◆ WHAT YOU SHOULD DO ◆
Copy every line that contains the string "will" from the entries below.

◆ DATASET CONTENT ◆
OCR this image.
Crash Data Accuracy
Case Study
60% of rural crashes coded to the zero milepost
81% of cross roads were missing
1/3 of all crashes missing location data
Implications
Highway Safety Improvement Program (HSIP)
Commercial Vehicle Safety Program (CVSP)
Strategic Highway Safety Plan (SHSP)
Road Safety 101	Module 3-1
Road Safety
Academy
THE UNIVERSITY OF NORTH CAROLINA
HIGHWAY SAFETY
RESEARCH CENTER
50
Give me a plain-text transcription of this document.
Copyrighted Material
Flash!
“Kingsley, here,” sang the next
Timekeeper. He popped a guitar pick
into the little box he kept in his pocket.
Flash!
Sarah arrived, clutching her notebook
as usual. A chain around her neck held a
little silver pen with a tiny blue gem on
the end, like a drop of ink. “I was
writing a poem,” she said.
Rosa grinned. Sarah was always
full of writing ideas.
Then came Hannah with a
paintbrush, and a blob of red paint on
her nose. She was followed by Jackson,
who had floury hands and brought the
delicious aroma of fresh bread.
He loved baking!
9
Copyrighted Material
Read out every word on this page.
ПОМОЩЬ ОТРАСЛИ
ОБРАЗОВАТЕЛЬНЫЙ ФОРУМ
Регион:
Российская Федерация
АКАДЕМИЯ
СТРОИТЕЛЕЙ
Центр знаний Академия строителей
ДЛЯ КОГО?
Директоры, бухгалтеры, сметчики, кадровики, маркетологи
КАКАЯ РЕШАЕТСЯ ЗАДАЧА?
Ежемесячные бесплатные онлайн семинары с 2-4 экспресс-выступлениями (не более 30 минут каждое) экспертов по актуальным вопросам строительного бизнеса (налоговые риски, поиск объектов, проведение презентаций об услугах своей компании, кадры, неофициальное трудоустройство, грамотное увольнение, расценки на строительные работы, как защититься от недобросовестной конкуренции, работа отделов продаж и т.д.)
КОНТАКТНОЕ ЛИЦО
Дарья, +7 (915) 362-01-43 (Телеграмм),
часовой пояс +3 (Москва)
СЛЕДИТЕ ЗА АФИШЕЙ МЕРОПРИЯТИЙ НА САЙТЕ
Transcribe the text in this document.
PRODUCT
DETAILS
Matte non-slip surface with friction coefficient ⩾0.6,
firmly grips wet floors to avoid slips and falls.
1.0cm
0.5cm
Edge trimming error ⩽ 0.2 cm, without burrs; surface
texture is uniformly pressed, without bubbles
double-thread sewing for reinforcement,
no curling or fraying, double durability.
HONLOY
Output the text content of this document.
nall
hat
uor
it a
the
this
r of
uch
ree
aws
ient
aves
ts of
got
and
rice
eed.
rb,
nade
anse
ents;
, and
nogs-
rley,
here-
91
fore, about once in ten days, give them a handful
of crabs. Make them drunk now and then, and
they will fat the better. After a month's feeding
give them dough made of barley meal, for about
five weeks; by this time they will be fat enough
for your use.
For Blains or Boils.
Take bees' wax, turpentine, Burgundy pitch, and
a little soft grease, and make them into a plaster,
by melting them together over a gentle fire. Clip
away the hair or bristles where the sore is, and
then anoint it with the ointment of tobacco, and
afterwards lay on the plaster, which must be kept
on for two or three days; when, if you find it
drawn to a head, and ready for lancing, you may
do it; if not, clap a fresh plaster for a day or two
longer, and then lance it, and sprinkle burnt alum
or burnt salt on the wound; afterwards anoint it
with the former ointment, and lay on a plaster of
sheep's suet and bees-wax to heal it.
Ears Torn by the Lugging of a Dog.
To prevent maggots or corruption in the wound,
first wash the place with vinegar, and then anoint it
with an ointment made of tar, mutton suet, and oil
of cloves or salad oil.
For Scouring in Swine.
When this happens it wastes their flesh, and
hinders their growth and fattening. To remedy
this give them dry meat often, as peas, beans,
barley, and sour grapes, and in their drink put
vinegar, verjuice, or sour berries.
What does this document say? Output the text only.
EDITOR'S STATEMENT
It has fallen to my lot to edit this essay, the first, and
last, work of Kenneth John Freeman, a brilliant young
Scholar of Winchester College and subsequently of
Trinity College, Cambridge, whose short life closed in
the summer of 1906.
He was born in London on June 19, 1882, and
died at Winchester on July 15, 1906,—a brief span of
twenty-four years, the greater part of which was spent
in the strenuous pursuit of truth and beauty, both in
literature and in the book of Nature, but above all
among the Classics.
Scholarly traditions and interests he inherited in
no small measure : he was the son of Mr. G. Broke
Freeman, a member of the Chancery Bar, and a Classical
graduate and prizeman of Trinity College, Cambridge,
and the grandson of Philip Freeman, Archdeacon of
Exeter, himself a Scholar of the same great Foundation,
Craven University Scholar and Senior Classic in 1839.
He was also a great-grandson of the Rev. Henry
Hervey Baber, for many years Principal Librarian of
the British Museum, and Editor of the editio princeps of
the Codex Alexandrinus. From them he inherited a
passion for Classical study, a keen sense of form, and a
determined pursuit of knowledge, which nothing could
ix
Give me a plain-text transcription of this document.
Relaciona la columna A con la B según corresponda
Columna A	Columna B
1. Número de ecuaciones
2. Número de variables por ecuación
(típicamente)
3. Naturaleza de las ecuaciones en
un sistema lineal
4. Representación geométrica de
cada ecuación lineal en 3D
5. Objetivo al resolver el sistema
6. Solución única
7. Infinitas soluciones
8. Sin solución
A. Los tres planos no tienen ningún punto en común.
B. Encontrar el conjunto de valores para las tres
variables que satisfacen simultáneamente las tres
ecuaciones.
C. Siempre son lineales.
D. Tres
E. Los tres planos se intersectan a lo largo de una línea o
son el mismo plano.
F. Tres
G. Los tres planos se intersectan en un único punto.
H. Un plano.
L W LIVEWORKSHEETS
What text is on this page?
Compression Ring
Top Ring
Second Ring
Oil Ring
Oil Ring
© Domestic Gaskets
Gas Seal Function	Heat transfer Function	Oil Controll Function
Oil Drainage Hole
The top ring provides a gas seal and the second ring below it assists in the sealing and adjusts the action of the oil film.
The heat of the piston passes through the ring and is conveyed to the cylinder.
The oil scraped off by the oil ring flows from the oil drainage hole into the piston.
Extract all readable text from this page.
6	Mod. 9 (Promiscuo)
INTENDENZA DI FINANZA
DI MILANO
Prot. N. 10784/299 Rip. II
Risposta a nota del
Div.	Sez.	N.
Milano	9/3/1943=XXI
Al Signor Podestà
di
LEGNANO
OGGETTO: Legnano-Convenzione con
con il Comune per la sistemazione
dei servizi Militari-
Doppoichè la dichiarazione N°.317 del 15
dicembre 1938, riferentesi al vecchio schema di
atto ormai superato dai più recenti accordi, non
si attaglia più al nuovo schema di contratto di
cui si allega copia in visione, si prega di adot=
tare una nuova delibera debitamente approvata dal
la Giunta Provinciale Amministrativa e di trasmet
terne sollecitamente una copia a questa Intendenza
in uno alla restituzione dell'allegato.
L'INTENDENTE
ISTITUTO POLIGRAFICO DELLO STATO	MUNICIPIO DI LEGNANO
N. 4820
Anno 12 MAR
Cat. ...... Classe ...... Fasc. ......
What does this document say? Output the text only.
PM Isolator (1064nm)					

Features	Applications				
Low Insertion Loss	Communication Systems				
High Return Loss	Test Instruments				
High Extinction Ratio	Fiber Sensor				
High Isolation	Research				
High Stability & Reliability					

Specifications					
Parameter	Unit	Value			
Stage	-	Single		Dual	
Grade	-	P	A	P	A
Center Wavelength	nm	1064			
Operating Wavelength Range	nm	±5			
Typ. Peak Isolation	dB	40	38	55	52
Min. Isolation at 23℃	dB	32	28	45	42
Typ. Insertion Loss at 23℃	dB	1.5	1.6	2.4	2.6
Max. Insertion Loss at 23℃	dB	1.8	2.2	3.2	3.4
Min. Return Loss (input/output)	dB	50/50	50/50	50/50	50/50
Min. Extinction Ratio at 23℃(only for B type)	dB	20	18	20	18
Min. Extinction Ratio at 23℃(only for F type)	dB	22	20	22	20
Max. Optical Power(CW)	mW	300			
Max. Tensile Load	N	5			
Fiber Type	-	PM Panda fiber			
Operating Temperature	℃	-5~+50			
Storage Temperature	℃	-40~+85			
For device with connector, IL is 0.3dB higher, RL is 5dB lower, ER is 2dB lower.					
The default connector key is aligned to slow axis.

◆ EXPECTED ANSWER ◆
they will fat the better. After a month's feeding
five weeks; by this time they will be fat enough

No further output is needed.